Start
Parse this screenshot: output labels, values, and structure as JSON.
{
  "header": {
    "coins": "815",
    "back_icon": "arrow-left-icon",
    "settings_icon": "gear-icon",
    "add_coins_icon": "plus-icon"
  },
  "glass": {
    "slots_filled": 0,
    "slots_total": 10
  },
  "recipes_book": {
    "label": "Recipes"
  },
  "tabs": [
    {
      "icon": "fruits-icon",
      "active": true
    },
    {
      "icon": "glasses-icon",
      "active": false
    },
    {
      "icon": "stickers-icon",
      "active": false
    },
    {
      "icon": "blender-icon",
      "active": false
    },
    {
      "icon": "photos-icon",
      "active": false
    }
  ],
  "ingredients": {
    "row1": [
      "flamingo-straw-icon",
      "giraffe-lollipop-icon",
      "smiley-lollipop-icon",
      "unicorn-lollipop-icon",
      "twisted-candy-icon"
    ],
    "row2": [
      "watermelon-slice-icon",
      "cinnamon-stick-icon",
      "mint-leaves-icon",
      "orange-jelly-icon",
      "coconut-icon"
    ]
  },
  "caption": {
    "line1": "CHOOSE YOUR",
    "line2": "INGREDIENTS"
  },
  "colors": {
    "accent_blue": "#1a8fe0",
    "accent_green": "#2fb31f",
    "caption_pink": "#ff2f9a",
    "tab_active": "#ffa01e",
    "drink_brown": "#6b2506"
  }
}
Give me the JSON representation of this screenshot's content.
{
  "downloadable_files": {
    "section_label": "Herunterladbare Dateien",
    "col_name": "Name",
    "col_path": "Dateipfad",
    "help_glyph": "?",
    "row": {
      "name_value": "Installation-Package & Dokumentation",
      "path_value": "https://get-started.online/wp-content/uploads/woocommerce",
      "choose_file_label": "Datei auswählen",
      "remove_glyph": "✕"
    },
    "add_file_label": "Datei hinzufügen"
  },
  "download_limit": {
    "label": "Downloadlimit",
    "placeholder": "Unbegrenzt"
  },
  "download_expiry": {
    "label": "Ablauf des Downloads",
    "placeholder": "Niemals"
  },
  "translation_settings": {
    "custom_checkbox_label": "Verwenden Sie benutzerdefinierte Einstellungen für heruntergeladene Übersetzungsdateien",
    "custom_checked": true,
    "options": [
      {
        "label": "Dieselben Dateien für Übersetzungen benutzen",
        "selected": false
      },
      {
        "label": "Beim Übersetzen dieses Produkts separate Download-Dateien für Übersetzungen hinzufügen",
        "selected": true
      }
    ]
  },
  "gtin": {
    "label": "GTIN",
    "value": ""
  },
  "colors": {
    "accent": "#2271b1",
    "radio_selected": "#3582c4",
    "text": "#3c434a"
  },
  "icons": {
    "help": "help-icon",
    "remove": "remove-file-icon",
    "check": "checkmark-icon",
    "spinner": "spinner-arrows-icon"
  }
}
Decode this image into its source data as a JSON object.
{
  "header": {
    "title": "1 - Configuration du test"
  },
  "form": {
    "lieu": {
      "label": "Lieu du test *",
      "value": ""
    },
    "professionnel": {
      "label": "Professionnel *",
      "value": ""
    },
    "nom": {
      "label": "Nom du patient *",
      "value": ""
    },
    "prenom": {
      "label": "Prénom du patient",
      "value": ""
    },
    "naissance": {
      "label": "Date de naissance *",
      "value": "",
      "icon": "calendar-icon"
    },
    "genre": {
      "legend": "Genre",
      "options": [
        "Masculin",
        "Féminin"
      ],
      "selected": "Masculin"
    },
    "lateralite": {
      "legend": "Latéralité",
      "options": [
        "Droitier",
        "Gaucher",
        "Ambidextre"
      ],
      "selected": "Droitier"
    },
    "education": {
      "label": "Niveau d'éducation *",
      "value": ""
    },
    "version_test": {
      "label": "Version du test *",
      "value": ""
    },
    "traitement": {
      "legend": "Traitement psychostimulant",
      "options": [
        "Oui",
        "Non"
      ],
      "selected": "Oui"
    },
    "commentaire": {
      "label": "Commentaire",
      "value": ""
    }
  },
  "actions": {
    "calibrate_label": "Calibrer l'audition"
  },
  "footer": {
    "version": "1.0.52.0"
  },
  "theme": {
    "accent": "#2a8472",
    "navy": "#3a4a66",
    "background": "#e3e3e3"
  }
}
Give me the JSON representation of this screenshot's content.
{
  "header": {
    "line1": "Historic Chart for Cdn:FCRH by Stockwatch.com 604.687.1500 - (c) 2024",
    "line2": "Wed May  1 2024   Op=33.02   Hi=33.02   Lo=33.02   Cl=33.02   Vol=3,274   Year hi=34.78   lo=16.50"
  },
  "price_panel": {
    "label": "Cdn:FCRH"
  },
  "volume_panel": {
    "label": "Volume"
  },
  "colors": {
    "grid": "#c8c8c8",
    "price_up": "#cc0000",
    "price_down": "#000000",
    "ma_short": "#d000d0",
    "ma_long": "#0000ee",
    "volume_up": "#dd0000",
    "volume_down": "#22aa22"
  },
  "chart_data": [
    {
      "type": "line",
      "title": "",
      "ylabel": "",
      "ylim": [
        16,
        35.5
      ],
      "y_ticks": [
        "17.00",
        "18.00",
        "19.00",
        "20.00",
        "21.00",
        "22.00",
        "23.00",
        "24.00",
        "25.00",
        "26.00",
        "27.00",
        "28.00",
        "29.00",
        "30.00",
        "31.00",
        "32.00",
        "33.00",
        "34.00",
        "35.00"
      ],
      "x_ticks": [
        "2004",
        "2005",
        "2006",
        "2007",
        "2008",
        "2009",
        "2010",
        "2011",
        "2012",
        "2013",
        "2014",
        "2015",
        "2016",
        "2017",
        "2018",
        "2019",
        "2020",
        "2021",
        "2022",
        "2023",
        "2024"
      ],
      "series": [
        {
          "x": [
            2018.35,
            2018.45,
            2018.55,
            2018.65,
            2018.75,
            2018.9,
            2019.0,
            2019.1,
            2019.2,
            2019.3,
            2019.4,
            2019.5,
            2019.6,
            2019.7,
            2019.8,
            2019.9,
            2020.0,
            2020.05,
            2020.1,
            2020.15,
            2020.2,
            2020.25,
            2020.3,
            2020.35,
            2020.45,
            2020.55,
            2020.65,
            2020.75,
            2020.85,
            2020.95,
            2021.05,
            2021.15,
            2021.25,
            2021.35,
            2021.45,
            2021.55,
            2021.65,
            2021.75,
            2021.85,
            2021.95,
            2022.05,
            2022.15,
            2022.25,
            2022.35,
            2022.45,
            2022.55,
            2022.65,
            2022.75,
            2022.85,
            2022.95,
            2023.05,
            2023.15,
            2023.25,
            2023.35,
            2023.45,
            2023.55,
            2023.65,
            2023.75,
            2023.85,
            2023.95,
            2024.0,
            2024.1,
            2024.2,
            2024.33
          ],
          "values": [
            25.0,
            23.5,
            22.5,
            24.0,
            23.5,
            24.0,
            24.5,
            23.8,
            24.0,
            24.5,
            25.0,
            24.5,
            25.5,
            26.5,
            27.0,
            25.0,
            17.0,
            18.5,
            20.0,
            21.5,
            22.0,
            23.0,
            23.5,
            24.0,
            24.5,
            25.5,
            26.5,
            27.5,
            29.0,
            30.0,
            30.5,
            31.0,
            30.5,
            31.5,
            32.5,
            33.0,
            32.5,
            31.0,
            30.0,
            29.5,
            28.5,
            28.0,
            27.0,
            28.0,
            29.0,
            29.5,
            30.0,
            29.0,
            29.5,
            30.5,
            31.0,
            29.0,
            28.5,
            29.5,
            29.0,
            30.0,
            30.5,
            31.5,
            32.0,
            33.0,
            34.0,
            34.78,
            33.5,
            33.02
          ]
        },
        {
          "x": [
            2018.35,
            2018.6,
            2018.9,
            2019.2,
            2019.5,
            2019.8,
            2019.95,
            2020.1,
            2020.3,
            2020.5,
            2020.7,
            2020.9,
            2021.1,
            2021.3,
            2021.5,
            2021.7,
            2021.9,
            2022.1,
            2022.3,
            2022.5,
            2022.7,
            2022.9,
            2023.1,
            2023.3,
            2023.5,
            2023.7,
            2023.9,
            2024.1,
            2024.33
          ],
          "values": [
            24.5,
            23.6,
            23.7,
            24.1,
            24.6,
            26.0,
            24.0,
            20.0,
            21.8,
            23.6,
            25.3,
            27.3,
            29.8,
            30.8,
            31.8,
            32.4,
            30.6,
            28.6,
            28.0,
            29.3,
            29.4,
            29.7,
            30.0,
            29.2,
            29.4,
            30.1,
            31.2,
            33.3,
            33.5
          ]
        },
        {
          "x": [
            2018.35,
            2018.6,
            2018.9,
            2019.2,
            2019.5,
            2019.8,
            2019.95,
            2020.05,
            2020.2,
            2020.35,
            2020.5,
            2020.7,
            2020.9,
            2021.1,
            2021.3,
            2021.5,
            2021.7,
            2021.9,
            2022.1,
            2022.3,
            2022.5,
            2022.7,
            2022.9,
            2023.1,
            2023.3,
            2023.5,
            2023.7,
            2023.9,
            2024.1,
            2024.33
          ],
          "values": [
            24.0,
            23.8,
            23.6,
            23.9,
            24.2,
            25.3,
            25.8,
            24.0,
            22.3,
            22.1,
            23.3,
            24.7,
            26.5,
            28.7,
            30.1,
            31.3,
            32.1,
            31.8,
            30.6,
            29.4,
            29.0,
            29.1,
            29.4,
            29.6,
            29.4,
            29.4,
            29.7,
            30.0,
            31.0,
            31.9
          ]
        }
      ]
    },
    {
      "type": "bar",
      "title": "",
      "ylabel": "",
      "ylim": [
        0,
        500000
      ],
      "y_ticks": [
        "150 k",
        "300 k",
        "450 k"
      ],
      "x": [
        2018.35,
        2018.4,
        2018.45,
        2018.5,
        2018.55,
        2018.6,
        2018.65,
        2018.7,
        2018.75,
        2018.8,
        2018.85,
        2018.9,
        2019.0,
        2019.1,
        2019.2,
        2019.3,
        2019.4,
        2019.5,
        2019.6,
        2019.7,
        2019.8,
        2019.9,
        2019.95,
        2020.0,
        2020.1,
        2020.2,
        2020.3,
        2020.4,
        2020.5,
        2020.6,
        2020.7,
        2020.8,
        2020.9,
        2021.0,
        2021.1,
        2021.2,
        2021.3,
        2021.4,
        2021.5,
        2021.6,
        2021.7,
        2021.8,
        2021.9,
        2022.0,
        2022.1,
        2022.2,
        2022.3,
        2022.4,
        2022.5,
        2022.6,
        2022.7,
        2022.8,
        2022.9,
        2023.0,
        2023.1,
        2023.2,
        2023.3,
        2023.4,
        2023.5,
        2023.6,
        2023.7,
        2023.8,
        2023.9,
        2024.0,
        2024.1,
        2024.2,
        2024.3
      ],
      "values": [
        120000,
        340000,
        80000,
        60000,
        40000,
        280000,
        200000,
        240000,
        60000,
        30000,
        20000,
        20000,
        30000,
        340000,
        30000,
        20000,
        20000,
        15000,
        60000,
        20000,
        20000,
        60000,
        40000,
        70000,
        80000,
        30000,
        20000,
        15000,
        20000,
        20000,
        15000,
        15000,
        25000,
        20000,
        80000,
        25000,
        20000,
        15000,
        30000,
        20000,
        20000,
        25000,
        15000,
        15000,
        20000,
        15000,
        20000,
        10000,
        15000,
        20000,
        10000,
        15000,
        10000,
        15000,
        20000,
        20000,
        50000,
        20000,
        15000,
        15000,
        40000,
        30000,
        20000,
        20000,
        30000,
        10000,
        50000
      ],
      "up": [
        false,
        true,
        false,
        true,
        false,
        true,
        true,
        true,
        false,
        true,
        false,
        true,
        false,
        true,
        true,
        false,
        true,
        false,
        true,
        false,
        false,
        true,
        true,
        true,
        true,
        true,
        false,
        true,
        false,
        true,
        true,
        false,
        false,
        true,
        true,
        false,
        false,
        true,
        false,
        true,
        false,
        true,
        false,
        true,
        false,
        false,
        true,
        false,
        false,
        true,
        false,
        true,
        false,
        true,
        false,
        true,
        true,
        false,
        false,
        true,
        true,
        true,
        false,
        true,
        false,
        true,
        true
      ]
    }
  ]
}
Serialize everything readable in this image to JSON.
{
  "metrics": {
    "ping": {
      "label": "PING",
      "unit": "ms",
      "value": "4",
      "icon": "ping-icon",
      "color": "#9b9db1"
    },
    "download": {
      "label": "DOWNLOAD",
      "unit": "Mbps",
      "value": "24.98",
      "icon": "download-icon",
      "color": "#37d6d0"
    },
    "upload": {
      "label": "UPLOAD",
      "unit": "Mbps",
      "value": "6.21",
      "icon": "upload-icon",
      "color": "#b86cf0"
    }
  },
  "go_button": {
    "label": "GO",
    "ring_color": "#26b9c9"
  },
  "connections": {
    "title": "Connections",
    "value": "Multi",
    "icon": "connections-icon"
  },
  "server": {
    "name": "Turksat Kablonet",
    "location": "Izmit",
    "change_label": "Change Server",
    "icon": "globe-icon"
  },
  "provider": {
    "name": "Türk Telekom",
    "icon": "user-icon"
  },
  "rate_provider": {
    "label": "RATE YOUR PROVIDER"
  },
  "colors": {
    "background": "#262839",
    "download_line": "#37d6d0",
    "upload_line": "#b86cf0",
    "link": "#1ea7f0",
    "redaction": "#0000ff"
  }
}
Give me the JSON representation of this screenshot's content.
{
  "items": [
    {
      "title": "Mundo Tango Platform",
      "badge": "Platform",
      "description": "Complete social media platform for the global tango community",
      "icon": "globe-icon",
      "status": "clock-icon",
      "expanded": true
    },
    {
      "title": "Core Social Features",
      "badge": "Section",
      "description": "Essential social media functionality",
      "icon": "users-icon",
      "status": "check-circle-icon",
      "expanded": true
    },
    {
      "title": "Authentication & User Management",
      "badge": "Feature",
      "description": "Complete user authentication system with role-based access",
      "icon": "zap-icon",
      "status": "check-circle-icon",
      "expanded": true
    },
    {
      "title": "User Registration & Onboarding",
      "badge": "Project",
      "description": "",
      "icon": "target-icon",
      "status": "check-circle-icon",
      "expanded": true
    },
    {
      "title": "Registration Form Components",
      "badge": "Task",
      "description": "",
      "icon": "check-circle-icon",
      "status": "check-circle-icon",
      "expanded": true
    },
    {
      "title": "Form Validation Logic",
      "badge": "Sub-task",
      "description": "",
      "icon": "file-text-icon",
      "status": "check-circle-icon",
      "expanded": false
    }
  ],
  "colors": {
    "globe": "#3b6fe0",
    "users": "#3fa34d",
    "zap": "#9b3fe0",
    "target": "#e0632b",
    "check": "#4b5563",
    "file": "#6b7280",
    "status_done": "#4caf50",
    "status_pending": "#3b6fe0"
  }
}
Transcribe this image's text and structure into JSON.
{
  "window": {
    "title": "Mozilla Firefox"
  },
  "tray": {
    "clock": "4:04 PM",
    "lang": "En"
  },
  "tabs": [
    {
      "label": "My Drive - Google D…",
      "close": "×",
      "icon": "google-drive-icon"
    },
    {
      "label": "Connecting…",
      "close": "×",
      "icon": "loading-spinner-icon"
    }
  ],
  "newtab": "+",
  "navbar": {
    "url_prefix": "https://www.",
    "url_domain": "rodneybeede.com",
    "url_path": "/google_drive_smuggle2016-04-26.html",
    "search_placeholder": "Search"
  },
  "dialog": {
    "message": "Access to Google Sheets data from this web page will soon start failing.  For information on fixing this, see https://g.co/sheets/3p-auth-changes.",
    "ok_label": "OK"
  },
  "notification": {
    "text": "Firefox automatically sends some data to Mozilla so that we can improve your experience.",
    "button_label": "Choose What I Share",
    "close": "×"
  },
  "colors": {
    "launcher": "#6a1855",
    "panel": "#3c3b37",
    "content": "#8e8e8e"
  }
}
End
▶ **YOUR OBJECTIVE**
Return all the lines that contain the string "https".

▶ **SOLUTION TO THE PROBLEM**
      "path_value": "https://get-started.online/wp-content/uploads/woocommerce",
    "url_prefix": "https://www.",
    "message": "Access to Google Sheets data from this web page will soon start failing.  For information on fixing this, see https://g.co/sheets/3p-auth-changes.",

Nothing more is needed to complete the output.